TASK DETAILS
Copy out all of the material exactly.

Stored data
• • • • • • •
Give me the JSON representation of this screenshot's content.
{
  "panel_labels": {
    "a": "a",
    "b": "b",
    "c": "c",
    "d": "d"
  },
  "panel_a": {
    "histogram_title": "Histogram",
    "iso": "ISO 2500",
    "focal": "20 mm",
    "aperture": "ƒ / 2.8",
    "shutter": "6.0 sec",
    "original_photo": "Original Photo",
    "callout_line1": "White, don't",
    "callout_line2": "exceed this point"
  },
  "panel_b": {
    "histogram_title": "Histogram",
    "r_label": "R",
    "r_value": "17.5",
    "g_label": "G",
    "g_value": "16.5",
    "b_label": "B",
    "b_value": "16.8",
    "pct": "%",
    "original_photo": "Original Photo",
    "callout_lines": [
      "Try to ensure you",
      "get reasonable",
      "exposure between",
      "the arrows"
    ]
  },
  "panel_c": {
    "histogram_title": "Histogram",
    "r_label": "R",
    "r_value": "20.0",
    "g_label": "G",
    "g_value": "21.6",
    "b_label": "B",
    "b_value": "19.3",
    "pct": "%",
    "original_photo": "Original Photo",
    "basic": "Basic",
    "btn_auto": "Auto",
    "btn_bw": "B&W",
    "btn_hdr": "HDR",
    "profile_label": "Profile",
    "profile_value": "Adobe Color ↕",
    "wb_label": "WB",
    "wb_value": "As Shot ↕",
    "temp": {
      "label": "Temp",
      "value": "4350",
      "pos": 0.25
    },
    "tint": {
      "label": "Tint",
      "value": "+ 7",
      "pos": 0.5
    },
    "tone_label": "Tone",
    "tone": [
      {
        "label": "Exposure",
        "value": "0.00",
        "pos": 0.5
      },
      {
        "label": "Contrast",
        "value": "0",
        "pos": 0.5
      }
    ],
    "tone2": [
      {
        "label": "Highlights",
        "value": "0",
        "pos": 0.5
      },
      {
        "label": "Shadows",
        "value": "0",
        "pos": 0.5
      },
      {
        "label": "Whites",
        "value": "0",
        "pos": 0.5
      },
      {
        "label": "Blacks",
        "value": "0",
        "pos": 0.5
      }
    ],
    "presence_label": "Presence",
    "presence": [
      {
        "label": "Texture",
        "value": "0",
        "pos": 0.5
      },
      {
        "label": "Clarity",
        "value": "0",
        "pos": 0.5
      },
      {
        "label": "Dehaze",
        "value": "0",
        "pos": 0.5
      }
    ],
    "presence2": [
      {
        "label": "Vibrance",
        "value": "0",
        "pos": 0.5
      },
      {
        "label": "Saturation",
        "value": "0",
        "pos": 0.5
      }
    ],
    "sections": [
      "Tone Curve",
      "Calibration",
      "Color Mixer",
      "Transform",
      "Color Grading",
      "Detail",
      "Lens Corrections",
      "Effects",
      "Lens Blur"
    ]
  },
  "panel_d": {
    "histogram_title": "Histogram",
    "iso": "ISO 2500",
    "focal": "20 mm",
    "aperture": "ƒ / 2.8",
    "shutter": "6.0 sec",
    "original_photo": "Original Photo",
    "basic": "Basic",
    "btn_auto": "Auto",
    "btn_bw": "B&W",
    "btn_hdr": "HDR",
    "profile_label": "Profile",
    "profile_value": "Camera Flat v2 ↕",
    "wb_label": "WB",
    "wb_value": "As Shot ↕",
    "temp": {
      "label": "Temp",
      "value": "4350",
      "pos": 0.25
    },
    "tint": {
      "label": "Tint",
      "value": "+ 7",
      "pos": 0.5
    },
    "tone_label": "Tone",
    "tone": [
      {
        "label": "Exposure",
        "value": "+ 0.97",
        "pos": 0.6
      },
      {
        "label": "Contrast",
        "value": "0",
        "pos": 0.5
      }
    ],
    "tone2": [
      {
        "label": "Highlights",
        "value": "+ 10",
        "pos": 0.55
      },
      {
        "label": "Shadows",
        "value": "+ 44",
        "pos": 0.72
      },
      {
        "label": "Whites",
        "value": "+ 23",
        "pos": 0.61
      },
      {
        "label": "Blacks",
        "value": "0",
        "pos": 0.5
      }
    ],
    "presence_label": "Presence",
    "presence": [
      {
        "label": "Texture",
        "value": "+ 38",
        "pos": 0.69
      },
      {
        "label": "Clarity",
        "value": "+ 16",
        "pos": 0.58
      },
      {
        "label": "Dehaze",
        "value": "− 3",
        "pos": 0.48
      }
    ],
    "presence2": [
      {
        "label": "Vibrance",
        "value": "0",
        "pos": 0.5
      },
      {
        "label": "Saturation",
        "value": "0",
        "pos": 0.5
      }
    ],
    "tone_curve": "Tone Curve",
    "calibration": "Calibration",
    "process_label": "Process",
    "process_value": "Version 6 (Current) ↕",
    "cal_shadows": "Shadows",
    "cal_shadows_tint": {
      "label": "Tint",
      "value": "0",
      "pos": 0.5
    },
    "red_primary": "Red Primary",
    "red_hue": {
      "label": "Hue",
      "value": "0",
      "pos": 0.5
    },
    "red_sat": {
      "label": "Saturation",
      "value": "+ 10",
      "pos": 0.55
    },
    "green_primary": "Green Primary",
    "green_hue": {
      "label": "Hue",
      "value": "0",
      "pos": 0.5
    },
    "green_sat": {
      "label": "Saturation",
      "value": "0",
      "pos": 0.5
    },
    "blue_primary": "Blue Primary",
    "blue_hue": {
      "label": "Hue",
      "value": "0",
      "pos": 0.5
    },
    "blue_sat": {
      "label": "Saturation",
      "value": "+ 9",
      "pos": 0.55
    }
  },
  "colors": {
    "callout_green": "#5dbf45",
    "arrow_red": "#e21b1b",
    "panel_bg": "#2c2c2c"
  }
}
• • • • • • •
CORRECT OUTPUT
Give me the JSON representation of this screenshot's content.
{
  "panel_labels": {
    "a": "a",
    "b": "b",
    "c": "c",
    "d": "d"
  },
  "panel_a": {
    "histogram_title": "Histogram",
    "iso": "ISO 2500",
    "focal": "20 mm",
    "aperture": "ƒ / 2.8",
    "shutter": "6.0 sec",
    "original_photo": "Original Photo",
    "callout_line1": "White, don't",
    "callout_line2": "exceed this point"
  },
  "panel_b": {
    "histogram_title": "Histogram",
    "r_label": "R",
    "r_value": "17.5",
    "g_label": "G",
    "g_value": "16.5",
    "b_label": "B",
    "b_value": "16.8",
    "pct": "%",
    "original_photo": "Original Photo",
    "callout_lines": [
      "Try to ensure you",
      "get reasonable",
      "exposure between",
      "the arrows"
    ]
  },
  "panel_c": {
    "histogram_title": "Histogram",
    "r_label": "R",
    "r_value": "20.0",
    "g_label": "G",
    "g_value": "21.6",
    "b_label": "B",
    "b_value": "19.3",
    "pct": "%",
    "original_photo": "Original Photo",
    "basic": "Basic",
    "btn_auto": "Auto",
    "btn_bw": "B&W",
    "btn_hdr": "HDR",
    "profile_label": "Profile",
    "profile_value": "Adobe Color ↕",
    "wb_label": "WB",
    "wb_value": "As Shot ↕",
    "temp": {
      "label": "Temp",
      "value": "4350",
      "pos": 0.25
    },
    "tint": {
      "label": "Tint",
      "value": "+ 7",
      "pos": 0.5
    },
    "tone_label": "Tone",
    "tone": [
      {
        "label": "Exposure",
        "value": "0.00",
        "pos": 0.5
      },
      {
        "label": "Contrast",
        "value": "0",
        "pos": 0.5
      }
    ],
    "tone2": [
      {
        "label": "Highlights",
        "value": "0",
        "pos": 0.5
      },
      {
        "label": "Shadows",
        "value": "0",
        "pos": 0.5
      },
      {
        "label": "Whites",
        "value": "0",
        "pos": 0.5
      },
      {
        "label": "Blacks",
        "value": "0",
        "pos": 0.5
      }
    ],
    "presence_label": "Presence",
    "presence": [
      {
        "label": "Texture",
        "value": "0",
        "pos": 0.5
      },
      {
        "label": "Clarity",
        "value": "0",
        "pos": 0.5
      },
      {
        "label": "Dehaze",
        "value": "0",
        "pos": 0.5
      }
    ],
    "presence2": [
      {
        "label": "Vibrance",
        "value": "0",
        "pos": 0.5
      },
      {
        "label": "Saturation",
        "value": "0",
        "pos": 0.5
      }
    ],
    "sections": [
      "Tone Curve",
      "Calibration",
      "Color Mixer",
      "Transform",
      "Color Grading",
      "Detail",
      "Lens Corrections",
      "Effects",
      "Lens Blur"
    ]
  },
  "panel_d": {
    "histogram_title": "Histogram",
    "iso": "ISO 2500",
    "focal": "20 mm",
    "aperture": "ƒ / 2.8",
    "shutter": "6.0 sec",
    "original_photo": "Original Photo",
    "basic": "Basic",
    "btn_auto": "Auto",
    "btn_bw": "B&W",
    "btn_hdr": "HDR",
    "profile_label": "Profile",
    "profile_value": "Camera Flat v2 ↕",
    "wb_label": "WB",
    "wb_value": "As Shot ↕",
    "temp": {
      "label": "Temp",
      "value": "4350",
      "pos": 0.25
    },
    "tint": {
      "label": "Tint",
      "value": "+ 7",
      "pos": 0.5
    },
    "tone_label": "Tone",
    "tone": [
      {
        "label": "Exposure",
        "value": "+ 0.97",
        "pos": 0.6
      },
      {
        "label": "Contrast",
        "value": "0",
        "pos": 0.5
      }
    ],
    "tone2": [
      {
        "label": "Highlights",
        "value": "+ 10",
        "pos": 0.55
      },
      {
        "label": "Shadows",
        "value": "+ 44",
        "pos": 0.72
      },
      {
        "label": "Whites",
        "value": "+ 23",
        "pos": 0.61
      },
      {
        "label": "Blacks",
        "value": "0",
        "pos": 0.5
      }
    ],
    "presence_label": "Presence",
    "presence": [
      {
        "label": "Texture",
        "value": "+ 38",
        "pos": 0.69
      },
      {
        "label": "Clarity",
        "value": "+ 16",
        "pos": 0.58
      },
      {
        "label": "Dehaze",
        "value": "− 3",
        "pos": 0.48
      }
    ],
    "presence2": [
      {
        "label": "Vibrance",
        "value": "0",
        "pos": 0.5
      },
      {
        "label": "Saturation",
        "value": "0",
        "pos": 0.5
      }
    ],
    "tone_curve": "Tone Curve",
    "calibration": "Calibration",
    "process_label": "Process",
    "process_value": "Version 6 (Current) ↕",
    "cal_shadows": "Shadows",
    "cal_shadows_tint": {
      "label": "Tint",
      "value": "0",
      "pos": 0.5
    },
    "red_primary": "Red Primary",
    "red_hue": {
      "label": "Hue",
      "value": "0",
      "pos": 0.5
    },
    "red_sat": {
      "label": "Saturation",
      "value": "+ 10",
      "pos": 0.55
    },
    "green_primary": "Green Primary",
    "green_hue": {
      "label": "Hue",
      "value": "0",
      "pos": 0.5
    },
    "green_sat": {
      "label": "Saturation",
      "value": "0",
      "pos": 0.5
    },
    "blue_primary": "Blue Primary",
    "blue_hue": {
      "label": "Hue",
      "value": "0",
      "pos": 0.5
    },
    "blue_sat": {
      "label": "Saturation",
      "value": "+ 9",
      "pos": 0.55
    }
  },
  "colors": {
    "callout_green": "#5dbf45",
    "arrow_red": "#e21b1b",
    "panel_bg": "#2c2c2c"
  }
}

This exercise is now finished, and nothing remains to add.